| Direction |
Below is a block of records. Copy every line in it that contains the word "name".
------ Working data
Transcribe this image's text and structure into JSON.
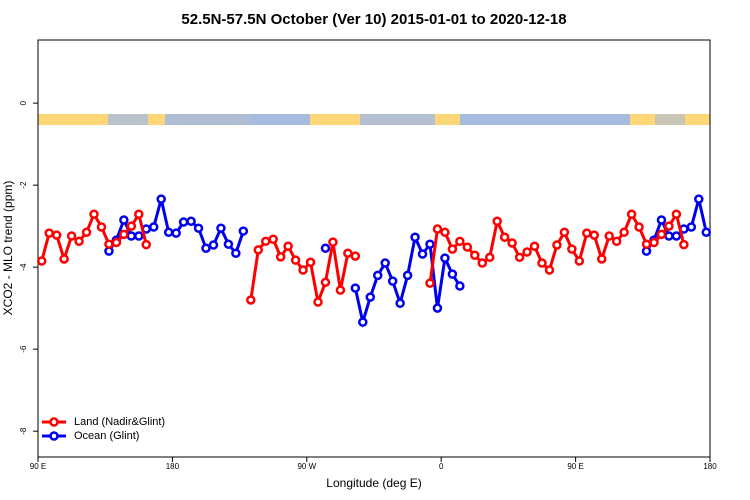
{
  "chart_data": {
    "type": "line",
    "title": "52.5N-57.5N October (Ver 10)   2015-01-01 to 2020-12-18",
    "x_label": "Longitude (deg E)",
    "y_label": "XCO2 - MLO trend (ppm)",
    "x": [
      92.5,
      97.5,
      102.5,
      107.5,
      112.5,
      117.5,
      122.5,
      127.5,
      132.5,
      137.5,
      142.5,
      147.5,
      152.5,
      157.5,
      162.5,
      167.5,
      172.5,
      177.5,
      182.5,
      187.5,
      192.5,
      197.5,
      202.5,
      207.5,
      212.5,
      217.5,
      222.5,
      227.5,
      232.5,
      237.5,
      242.5,
      247.5,
      252.5,
      257.5,
      262.5,
      267.5,
      272.5,
      277.5,
      282.5,
      287.5,
      292.5,
      297.5,
      302.5,
      307.5,
      312.5,
      317.5,
      322.5,
      327.5,
      332.5,
      337.5,
      342.5,
      347.5,
      352.5,
      357.5,
      362.5,
      367.5,
      372.5,
      377.5,
      382.5,
      387.5,
      392.5,
      397.5,
      402.5,
      407.5,
      412.5,
      417.5,
      422.5,
      427.5,
      432.5,
      437.5,
      442.5,
      447.5,
      452.5,
      457.5,
      462.5,
      467.5,
      472.5,
      477.5,
      482.5,
      487.5,
      492.5,
      497.5,
      502.5,
      507.5,
      512.5,
      517.5,
      522.5,
      527.5,
      532.5,
      537.5
    ],
    "series": [
      {
        "name": "Land (Nadir&Glint)",
        "color": "#ff0000",
        "values": [
          -3.85,
          -3.17,
          -3.22,
          -3.8,
          -3.24,
          -3.37,
          -3.15,
          -2.71,
          -3.02,
          -3.44,
          -3.4,
          -3.2,
          -3.0,
          -2.71,
          -3.45,
          null,
          null,
          null,
          null,
          null,
          null,
          null,
          null,
          null,
          null,
          null,
          null,
          null,
          -4.8,
          -3.58,
          -3.37,
          -3.32,
          -3.75,
          -3.49,
          -3.83,
          -4.07,
          -3.88,
          -4.85,
          -4.37,
          -3.39,
          -4.56,
          -3.66,
          -3.73,
          null,
          null,
          null,
          null,
          null,
          null,
          null,
          null,
          null,
          -4.39,
          -3.07,
          -3.15,
          -3.56,
          -3.37,
          -3.51,
          -3.71,
          -3.9,
          -3.76,
          -2.88,
          -3.27,
          -3.41,
          -3.76,
          -3.63,
          -3.49,
          -3.9,
          -4.07,
          -3.46,
          -3.15,
          -3.56,
          -3.85,
          -3.17,
          -3.22,
          -3.8,
          -3.24,
          -3.37,
          -3.15,
          -2.71,
          -3.02,
          -3.44,
          -3.4,
          -3.2,
          -3.0,
          -2.71,
          -3.45,
          null,
          null,
          null
        ]
      },
      {
        "name": "Ocean (Glint)",
        "color": "#0000ee",
        "values": [
          null,
          null,
          null,
          null,
          null,
          null,
          null,
          null,
          null,
          -3.61,
          -3.34,
          -2.85,
          -3.24,
          -3.24,
          -3.07,
          -3.02,
          -2.34,
          -3.15,
          -3.17,
          -2.9,
          -2.88,
          -3.05,
          -3.54,
          -3.46,
          -3.05,
          -3.44,
          -3.66,
          -3.12,
          null,
          null,
          null,
          null,
          null,
          null,
          null,
          null,
          null,
          null,
          -3.54,
          null,
          null,
          null,
          -4.51,
          -5.34,
          -4.73,
          -4.2,
          -3.9,
          -4.34,
          -4.88,
          -4.2,
          -3.27,
          -3.68,
          -3.44,
          -5.0,
          -3.78,
          -4.17,
          -4.46,
          null,
          null,
          null,
          null,
          null,
          null,
          null,
          null,
          null,
          null,
          null,
          null,
          null,
          null,
          null,
          null,
          null,
          null,
          null,
          null,
          null,
          null,
          null,
          null,
          -3.61,
          -3.34,
          -2.85,
          -3.24,
          -3.24,
          -3.07,
          -3.02,
          -2.34,
          -3.15
        ]
      }
    ],
    "xlim": [
      90,
      540
    ],
    "xticks": [
      {
        "value": 90,
        "label": "90 E"
      },
      180,
      {
        "value": 270,
        "label": "90 W"
      },
      {
        "value": 360,
        "label": "0"
      },
      {
        "value": 450,
        "label": "90 E"
      },
      {
        "value": 540,
        "label": "180"
      }
    ],
    "ylim": [
      -8.63,
      1.54
    ],
    "yticks": [
      0,
      -2,
      -4,
      -6,
      -8
    ],
    "legend": "bottom-left"
  }
}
------------
| Exercise solution |
        "name": "Land (Nadir&Glint)",
        "name": "Ocean (Glint)",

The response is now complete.